=== EXERCISE BRIEF ===
Write every line of the material out exactly as shown.

=== TASK INPUTS ===

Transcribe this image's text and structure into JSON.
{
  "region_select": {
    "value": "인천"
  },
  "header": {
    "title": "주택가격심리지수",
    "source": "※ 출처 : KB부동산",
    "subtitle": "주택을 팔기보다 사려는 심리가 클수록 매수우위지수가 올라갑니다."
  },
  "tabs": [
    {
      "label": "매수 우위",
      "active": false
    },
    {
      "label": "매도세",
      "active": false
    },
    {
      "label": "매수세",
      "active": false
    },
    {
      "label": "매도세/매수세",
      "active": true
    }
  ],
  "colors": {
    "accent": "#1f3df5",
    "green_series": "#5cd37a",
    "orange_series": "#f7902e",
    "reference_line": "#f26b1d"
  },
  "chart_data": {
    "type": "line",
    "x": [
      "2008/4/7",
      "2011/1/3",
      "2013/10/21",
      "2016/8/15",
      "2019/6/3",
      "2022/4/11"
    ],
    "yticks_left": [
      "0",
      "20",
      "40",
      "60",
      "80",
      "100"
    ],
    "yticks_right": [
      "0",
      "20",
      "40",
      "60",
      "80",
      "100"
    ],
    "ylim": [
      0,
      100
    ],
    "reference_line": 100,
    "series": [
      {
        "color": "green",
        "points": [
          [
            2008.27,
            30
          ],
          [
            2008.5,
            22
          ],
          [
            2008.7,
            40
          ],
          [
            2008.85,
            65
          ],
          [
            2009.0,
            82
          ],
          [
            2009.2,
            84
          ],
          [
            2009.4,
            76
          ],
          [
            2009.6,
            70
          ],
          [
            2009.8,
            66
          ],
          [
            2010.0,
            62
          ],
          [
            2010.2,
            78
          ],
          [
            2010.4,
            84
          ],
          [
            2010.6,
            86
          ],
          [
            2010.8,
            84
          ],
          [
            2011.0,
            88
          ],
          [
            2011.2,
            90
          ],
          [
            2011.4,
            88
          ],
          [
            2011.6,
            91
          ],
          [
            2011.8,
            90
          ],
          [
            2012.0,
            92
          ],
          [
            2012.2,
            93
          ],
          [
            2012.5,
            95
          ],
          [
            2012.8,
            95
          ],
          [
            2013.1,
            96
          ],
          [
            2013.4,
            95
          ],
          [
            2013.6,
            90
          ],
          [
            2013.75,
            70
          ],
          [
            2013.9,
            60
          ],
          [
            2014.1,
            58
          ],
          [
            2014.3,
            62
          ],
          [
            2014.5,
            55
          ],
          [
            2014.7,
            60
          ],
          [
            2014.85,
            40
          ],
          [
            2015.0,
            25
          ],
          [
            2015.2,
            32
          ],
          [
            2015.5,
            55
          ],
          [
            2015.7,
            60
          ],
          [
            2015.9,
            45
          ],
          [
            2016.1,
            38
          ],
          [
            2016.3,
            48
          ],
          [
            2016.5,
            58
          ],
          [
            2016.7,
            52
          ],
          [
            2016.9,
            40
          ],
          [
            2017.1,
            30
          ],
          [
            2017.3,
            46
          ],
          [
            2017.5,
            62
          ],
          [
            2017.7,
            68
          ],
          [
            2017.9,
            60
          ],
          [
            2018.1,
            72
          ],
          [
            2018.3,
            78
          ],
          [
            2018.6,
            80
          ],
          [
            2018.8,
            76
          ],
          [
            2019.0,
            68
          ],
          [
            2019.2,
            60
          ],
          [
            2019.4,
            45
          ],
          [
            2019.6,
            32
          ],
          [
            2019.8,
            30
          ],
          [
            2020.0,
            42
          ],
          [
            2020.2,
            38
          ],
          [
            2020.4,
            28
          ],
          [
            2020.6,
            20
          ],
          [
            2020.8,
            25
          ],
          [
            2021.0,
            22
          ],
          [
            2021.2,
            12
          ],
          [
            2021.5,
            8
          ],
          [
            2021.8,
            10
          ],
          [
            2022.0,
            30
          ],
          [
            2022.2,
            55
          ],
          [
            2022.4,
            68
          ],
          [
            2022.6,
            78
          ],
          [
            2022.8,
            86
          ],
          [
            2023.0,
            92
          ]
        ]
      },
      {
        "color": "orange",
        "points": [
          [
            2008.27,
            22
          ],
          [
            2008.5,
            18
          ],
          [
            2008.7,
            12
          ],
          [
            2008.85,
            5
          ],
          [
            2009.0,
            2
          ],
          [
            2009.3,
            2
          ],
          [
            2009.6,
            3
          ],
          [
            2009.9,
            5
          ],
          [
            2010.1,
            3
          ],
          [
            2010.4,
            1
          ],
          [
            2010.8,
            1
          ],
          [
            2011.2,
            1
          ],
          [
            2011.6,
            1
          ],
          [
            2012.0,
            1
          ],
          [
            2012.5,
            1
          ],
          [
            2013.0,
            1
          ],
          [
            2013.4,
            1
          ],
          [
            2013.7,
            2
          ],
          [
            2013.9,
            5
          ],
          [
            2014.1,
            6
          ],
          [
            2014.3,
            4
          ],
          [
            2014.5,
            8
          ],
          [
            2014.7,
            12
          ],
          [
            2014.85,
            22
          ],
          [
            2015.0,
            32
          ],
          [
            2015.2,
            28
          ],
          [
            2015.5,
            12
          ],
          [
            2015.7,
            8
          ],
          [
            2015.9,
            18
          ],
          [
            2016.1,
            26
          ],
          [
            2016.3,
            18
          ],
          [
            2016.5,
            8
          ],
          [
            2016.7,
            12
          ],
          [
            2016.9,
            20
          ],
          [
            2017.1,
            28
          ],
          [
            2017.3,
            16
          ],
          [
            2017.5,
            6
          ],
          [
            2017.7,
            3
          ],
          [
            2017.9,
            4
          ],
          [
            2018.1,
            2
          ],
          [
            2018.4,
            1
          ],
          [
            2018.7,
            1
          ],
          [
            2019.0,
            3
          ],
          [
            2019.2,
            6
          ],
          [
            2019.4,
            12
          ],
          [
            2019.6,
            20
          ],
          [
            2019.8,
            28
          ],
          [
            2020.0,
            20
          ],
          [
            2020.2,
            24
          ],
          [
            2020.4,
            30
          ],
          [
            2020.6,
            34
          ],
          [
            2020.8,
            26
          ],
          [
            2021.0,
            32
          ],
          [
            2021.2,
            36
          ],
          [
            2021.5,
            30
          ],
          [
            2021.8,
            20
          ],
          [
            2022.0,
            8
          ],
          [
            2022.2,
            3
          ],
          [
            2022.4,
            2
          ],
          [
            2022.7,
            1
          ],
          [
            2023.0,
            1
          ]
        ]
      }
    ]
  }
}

=== TASK SOLUTION ===
Transcribe this image's text and structure into JSON.
{
  "region_select": {
    "value": "인천"
  },
  "header": {
    "title": "주택가격심리지수",
    "source": "※ 출처 : KB부동산",
    "subtitle": "주택을 팔기보다 사려는 심리가 클수록 매수우위지수가 올라갑니다."
  },
  "tabs": [
    {
      "label": "매수 우위",
      "active": false
    },
    {
      "label": "매도세",
      "active": false
    },
    {
      "label": "매수세",
      "active": false
    },
    {
      "label": "매도세/매수세",
      "active": true
    }
  ],
  "colors": {
    "accent": "#1f3df5",
    "green_series": "#5cd37a",
    "orange_series": "#f7902e",
    "reference_line": "#f26b1d"
  },
  "chart_data": {
    "type": "line",
    "x": [
      "2008/4/7",
      "2011/1/3",
      "2013/10/21",
      "2016/8/15",
      "2019/6/3",
      "2022/4/11"
    ],
    "yticks_left": [
      "0",
      "20",
      "40",
      "60",
      "80",
      "100"
    ],
    "yticks_right": [
      "0",
      "20",
      "40",
      "60",
      "80",
      "100"
    ],
    "ylim": [
      0,
      100
    ],
    "reference_line": 100,
    "series": [
      {
        "color": "green",
        "points": [
          [
            2008.27,
            30
          ],
          [
            2008.5,
            22
          ],
          [
            2008.7,
            40
          ],
          [
            2008.85,
            65
          ],
          [
            2009.0,
            82
          ],
          [
            2009.2,
            84
          ],
          [
            2009.4,
            76
          ],
          [
            2009.6,
            70
          ],
          [
            2009.8,
            66
          ],
          [
            2010.0,
            62
          ],
          [
            2010.2,
            78
          ],
          [
            2010.4,
            84
          ],
          [
            2010.6,
            86
          ],
          [
            2010.8,
            84
          ],
          [
            2011.0,
            88
          ],
          [
            2011.2,
            90
          ],
          [
            2011.4,
            88
          ],
          [
            2011.6,
            91
          ],
          [
            2011.8,
            90
          ],
          [
            2012.0,
            92
          ],
          [
            2012.2,
            93
          ],
          [
            2012.5,
            95
          ],
          [
            2012.8,
            95
          ],
          [
            2013.1,
            96
          ],
          [
            2013.4,
            95
          ],
          [
            2013.6,
            90
          ],
          [
            2013.75,
            70
          ],
          [
            2013.9,
            60
          ],
          [
            2014.1,
            58
          ],
          [
            2014.3,
            62
          ],
          [
            2014.5,
            55
          ],
          [
            2014.7,
            60
          ],
          [
            2014.85,
            40
          ],
          [
            2015.0,
            25
          ],
          [
            2015.2,
            32
          ],
          [
            2015.5,
            55
          ],
          [
            2015.7,
            60
          ],
          [
            2015.9,
            45
          ],
          [
            2016.1,
            38
          ],
          [
            2016.3,
            48
          ],
          [
            2016.5,
            58
          ],
          [
            2016.7,
            52
          ],
          [
            2016.9,
            40
          ],
          [
            2017.1,
            30
          ],
          [
            2017.3,
            46
          ],
          [
            2017.5,
            62
          ],
          [
            2017.7,
            68
          ],
          [
            2017.9,
            60
          ],
          [
            2018.1,
            72
          ],
          [
            2018.3,
            78
          ],
          [
            2018.6,
            80
          ],
          [
            2018.8,
            76
          ],
          [
            2019.0,
            68
          ],
          [
            2019.2,
            60
          ],
          [
            2019.4,
            45
          ],
          [
            2019.6,
            32
          ],
          [
            2019.8,
            30
          ],
          [
            2020.0,
            42
          ],
          [
            2020.2,
            38
          ],
          [
            2020.4,
            28
          ],
          [
            2020.6,
            20
          ],
          [
            2020.8,
            25
          ],
          [
            2021.0,
            22
          ],
          [
            2021.2,
            12
          ],
          [
            2021.5,
            8
          ],
          [
            2021.8,
            10
          ],
          [
            2022.0,
            30
          ],
          [
            2022.2,
            55
          ],
          [
            2022.4,
            68
          ],
          [
            2022.6,
            78
          ],
          [
            2022.8,
            86
          ],
          [
            2023.0,
            92
          ]
        ]
      },
      {
        "color": "orange",
        "points": [
          [
            2008.27,
            22
          ],
          [
            2008.5,
            18
          ],
          [
            2008.7,
            12
          ],
          [
            2008.85,
            5
          ],
          [
            2009.0,
            2
          ],
          [
            2009.3,
            2
          ],
          [
            2009.6,
            3
          ],
          [
            2009.9,
            5
          ],
          [
            2010.1,
            3
          ],
          [
            2010.4,
            1
          ],
          [
            2010.8,
            1
          ],
          [
            2011.2,
            1
          ],
          [
            2011.6,
            1
          ],
          [
            2012.0,
            1
          ],
          [
            2012.5,
            1
          ],
          [
            2013.0,
            1
          ],
          [
            2013.4,
            1
          ],
          [
            2013.7,
            2
          ],
          [
            2013.9,
            5
          ],
          [
            2014.1,
            6
          ],
          [
            2014.3,
            4
          ],
          [
            2014.5,
            8
          ],
          [
            2014.7,
            12
          ],
          [
            2014.85,
            22
          ],
          [
            2015.0,
            32
          ],
          [
            2015.2,
            28
          ],
          [
            2015.5,
            12
          ],
          [
            2015.7,
            8
          ],
          [
            2015.9,
            18
          ],
          [
            2016.1,
            26
          ],
          [
            2016.3,
            18
          ],
          [
            2016.5,
            8
          ],
          [
            2016.7,
            12
          ],
          [
            2016.9,
            20
          ],
          [
            2017.1,
            28
          ],
          [
            2017.3,
            16
          ],
          [
            2017.5,
            6
          ],
          [
            2017.7,
            3
          ],
          [
            2017.9,
            4
          ],
          [
            2018.1,
            2
          ],
          [
            2018.4,
            1
          ],
          [
            2018.7,
            1
          ],
          [
            2019.0,
            3
          ],
          [
            2019.2,
            6
          ],
          [
            2019.4,
            12
          ],
          [
            2019.6,
            20
          ],
          [
            2019.8,
            28
          ],
          [
            2020.0,
            20
          ],
          [
            2020.2,
            24
          ],
          [
            2020.4,
            30
          ],
          [
            2020.6,
            34
          ],
          [
            2020.8,
            26
          ],
          [
            2021.0,
            32
          ],
          [
            2021.2,
            36
          ],
          [
            2021.5,
            30
          ],
          [
            2021.8,
            20
          ],
          [
            2022.0,
            8
          ],
          [
            2022.2,
            3
          ],
          [
            2022.4,
            2
          ],
          [
            2022.7,
            1
          ],
          [
            2023.0,
            1
          ]
        ]
      }
    ]
  }
}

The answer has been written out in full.